**What to work on**
Transcribe the full listing exactly, and drop every picture.

**Data supplied**
>>>>

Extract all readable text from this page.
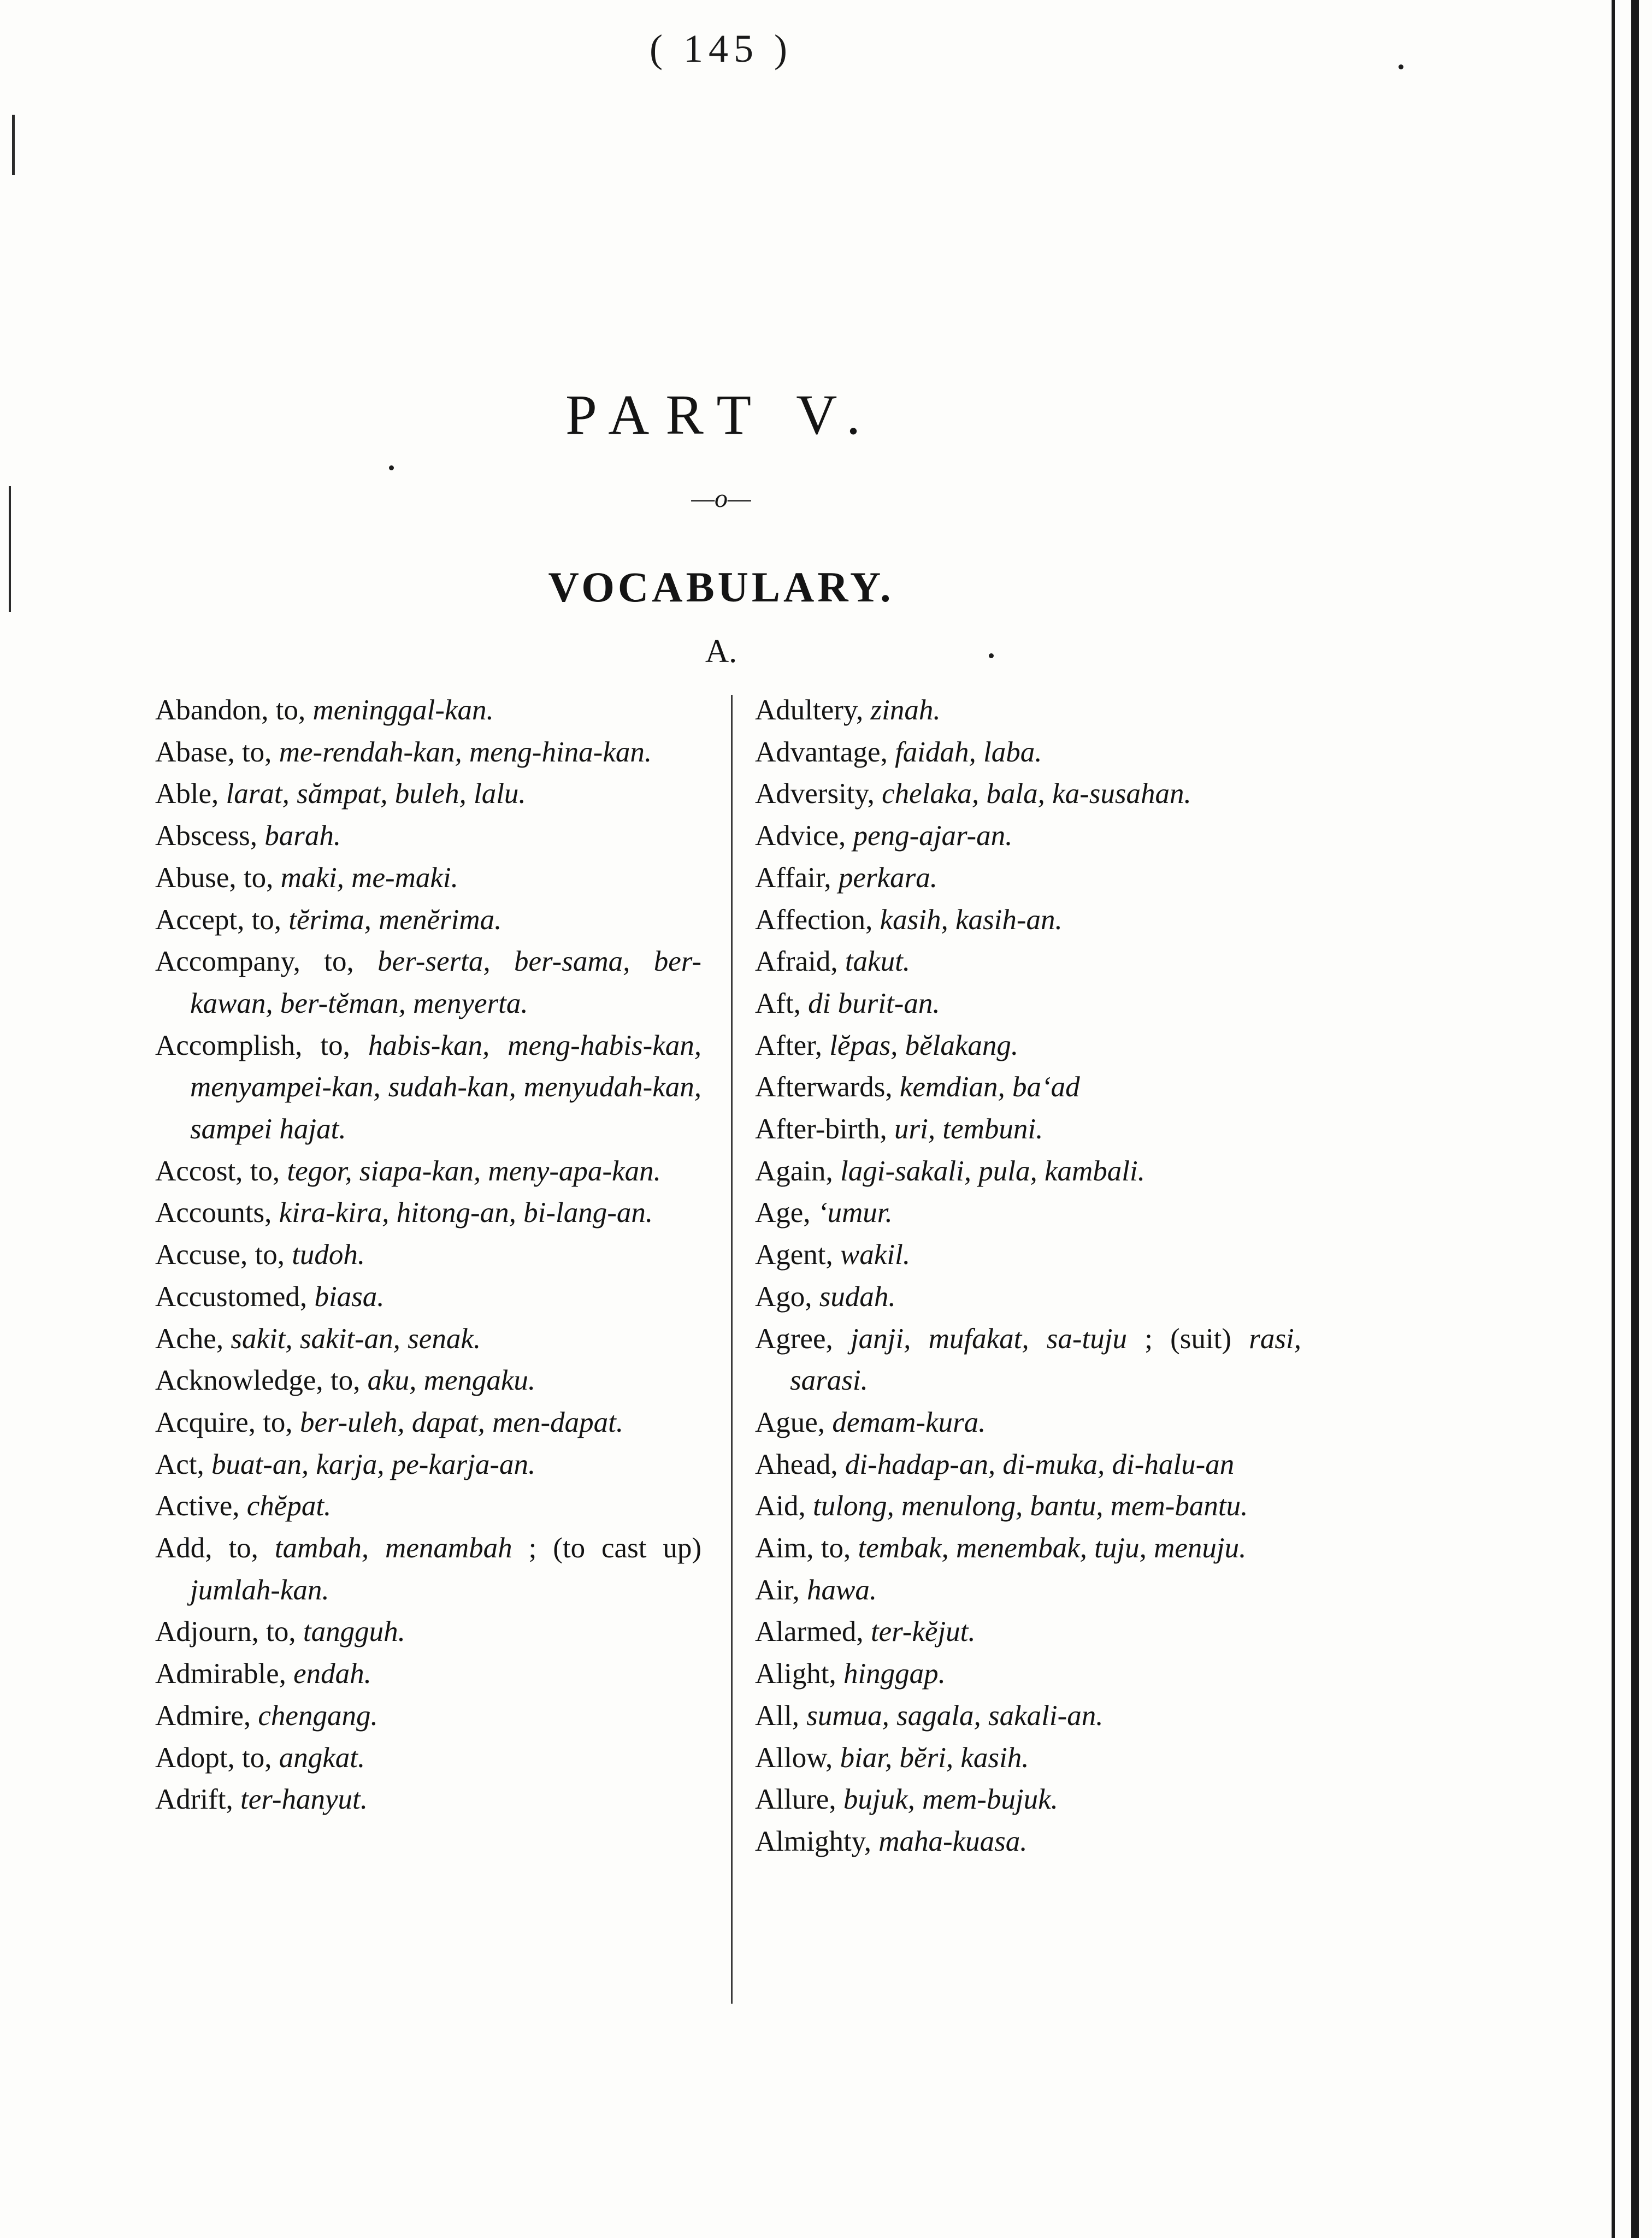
( 145 )
PART V.
—o—
VOCABULARY.
A.
Abandon, to, meninggal-kan.
Abase, to, me-rendah-kan, meng-hina-kan.
Able, larat, sămpat, buleh, lalu.
Abscess, barah.
Abuse, to, maki, me-maki.
Accept, to, tĕrima, menĕrima.
Accompany, to, ber-serta, ber-sama, ber-kawan, ber-tĕman, menyerta.
Accomplish, to, habis-kan, meng-habis-kan, menyampei-kan, sudah-kan, menyudah-kan, sampei hajat.
Accost, to, tegor, siapa-kan, meny-apa-kan.
Accounts, kira-kira, hitong-an, bi-lang-an.
Accuse, to, tudoh.
Accustomed, biasa.
Ache, sakit, sakit-an, senak.
Acknowledge, to, aku, mengaku.
Acquire, to, ber-uleh, dapat, men-dapat.
Act, buat-an, karja, pe-karja-an.
Active, chĕpat.
Add, to, tambah, menambah ; (to cast up) jumlah-kan.
Adjourn, to, tangguh.
Admirable, endah.
Admire, chengang.
Adopt, to, angkat.
Adrift, ter-hanyut.
Adultery, zinah.
Advantage, faidah, laba.
Adversity, chelaka, bala, ka-susahan.
Advice, peng-ajar-an.
Affair, perkara.
Affection, kasih, kasih-an.
Afraid, takut.
Aft, di burit-an.
After, lĕpas, bĕlakang.
Afterwards, kemdian, ba‘ad
After-birth, uri, tembuni.
Again, lagi-sakali, pula, kambali.
Age, ‘umur.
Agent, wakil.
Ago, sudah.
Agree, janji, mufakat, sa-tuju ; (suit) rasi, sarasi.
Ague, demam-kura.
Ahead, di-hadap-an, di-muka, di-halu-an
Aid, tulong, menulong, bantu, mem-bantu.
Aim, to, tembak, menembak, tuju, menuju.
Air, hawa.
Alarmed, ter-kĕjut.
Alight, hinggap.
All, sumua, sagala, sakali-an.
Allow, biar, bĕri, kasih.
Allure, bujuk, mem-bujuk.
Almighty, maha-kuasa.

<<<<

**Solved exercise**
Extract all readable text from this page.
( 145 )
PART V.
—o—
VOCABULARY.
A.
Abandon, to, meninggal-kan.
Abase, to, me-rendah-kan, meng-hina-kan.
Able, larat, sămpat, buleh, lalu.
Abscess, barah.
Abuse, to, maki, me-maki.
Accept, to, tĕrima, menĕrima.
Accompany, to, ber-serta, ber-sama, ber-kawan, ber-tĕman, menyerta.
Accomplish, to, habis-kan, meng-habis-kan, menyampei-kan, sudah-kan, menyudah-kan, sampei hajat.
Accost, to, tegor, siapa-kan, meny-apa-kan.
Accounts, kira-kira, hitong-an, bi-lang-an.
Accuse, to, tudoh.
Accustomed, biasa.
Ache, sakit, sakit-an, senak.
Acknowledge, to, aku, mengaku.
Acquire, to, ber-uleh, dapat, men-dapat.
Act, buat-an, karja, pe-karja-an.
Active, chĕpat.
Add, to, tambah, menambah ; (to cast up) jumlah-kan.
Adjourn, to, tangguh.
Admirable, endah.
Admire, chengang.
Adopt, to, angkat.
Adrift, ter-hanyut.
Adultery, zinah.
Advantage, faidah, laba.
Adversity, chelaka, bala, ka-susahan.
Advice, peng-ajar-an.
Affair, perkara.
Affection, kasih, kasih-an.
Afraid, takut.
Aft, di burit-an.
After, lĕpas, bĕlakang.
Afterwards, kemdian, ba‘ad
After-birth, uri, tembuni.
Again, lagi-sakali, pula, kambali.
Age, ‘umur.
Agent, wakil.
Ago, sudah.
Agree, janji, mufakat, sa-tuju ; (suit) rasi, sarasi.
Ague, demam-kura.
Ahead, di-hadap-an, di-muka, di-halu-an
Aid, tulong, menulong, bantu, mem-bantu.
Aim, to, tembak, menembak, tuju, menuju.
Air, hawa.
Alarmed, ter-kĕjut.
Alight, hinggap.
All, sumua, sagala, sakali-an.
Allow, biar, bĕri, kasih.
Allure, bujuk, mem-bujuk.
Almighty, maha-kuasa.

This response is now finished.